*TO BE DONE*
Please write out the material below exactly as given.

*EXCERPTED DATA*
+++++

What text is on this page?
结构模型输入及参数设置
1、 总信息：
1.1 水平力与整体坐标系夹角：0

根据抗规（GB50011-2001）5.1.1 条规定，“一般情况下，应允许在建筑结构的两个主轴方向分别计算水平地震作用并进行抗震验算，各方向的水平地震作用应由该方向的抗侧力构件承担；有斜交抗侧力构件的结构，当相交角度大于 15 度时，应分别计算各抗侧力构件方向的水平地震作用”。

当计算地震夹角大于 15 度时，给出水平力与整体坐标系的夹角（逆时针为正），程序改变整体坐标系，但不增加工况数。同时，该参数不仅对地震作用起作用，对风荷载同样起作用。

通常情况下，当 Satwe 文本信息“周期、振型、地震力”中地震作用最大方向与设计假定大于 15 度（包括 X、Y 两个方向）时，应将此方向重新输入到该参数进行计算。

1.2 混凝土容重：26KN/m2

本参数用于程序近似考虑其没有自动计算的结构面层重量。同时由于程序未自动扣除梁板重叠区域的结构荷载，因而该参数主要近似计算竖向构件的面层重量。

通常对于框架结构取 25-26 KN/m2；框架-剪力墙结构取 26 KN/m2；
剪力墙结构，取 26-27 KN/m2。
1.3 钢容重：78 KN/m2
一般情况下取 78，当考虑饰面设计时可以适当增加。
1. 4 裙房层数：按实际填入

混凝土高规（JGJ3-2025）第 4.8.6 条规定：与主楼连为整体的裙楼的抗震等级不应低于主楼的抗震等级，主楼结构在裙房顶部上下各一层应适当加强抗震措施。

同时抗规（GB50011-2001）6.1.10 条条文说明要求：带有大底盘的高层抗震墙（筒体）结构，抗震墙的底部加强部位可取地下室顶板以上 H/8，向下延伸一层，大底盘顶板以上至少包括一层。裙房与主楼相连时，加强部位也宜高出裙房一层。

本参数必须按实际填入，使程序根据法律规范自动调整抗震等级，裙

+++++

*RESULT FOR THIS TASK*
What text is on this page?
结构模型输入及参数设置
1、 总信息：
1.1 水平力与整体坐标系夹角：0

根据抗规（GB50011-2001）5.1.1 条规定，“一般情况下，应允许在建筑结构的两个主轴方向分别计算水平地震作用并进行抗震验算，各方向的水平地震作用应由该方向的抗侧力构件承担；有斜交抗侧力构件的结构，当相交角度大于 15 度时，应分别计算各抗侧力构件方向的水平地震作用”。

当计算地震夹角大于 15 度时，给出水平力与整体坐标系的夹角（逆时针为正），程序改变整体坐标系，但不增加工况数。同时，该参数不仅对地震作用起作用，对风荷载同样起作用。

通常情况下，当 Satwe 文本信息“周期、振型、地震力”中地震作用最大方向与设计假定大于 15 度（包括 X、Y 两个方向）时，应将此方向重新输入到该参数进行计算。

1.2 混凝土容重：26KN/m2

本参数用于程序近似考虑其没有自动计算的结构面层重量。同时由于程序未自动扣除梁板重叠区域的结构荷载，因而该参数主要近似计算竖向构件的面层重量。

通常对于框架结构取 25-26 KN/m2；框架-剪力墙结构取 26 KN/m2；
剪力墙结构，取 26-27 KN/m2。
1.3 钢容重：78 KN/m2
一般情况下取 78，当考虑饰面设计时可以适当增加。
1. 4 裙房层数：按实际填入

混凝土高规（JGJ3-2025）第 4.8.6 条规定：与主楼连为整体的裙楼的抗震等级不应低于主楼的抗震等级，主楼结构在裙房顶部上下各一层应适当加强抗震措施。

同时抗规（GB50011-2001）6.1.10 条条文说明要求：带有大底盘的高层抗震墙（筒体）结构，抗震墙的底部加强部位可取地下室顶板以上 H/8，向下延伸一层，大底盘顶板以上至少包括一层。裙房与主楼相连时，加强部位也宜高出裙房一层。

本参数必须按实际填入，使程序根据法律规范自动调整抗震等级，裙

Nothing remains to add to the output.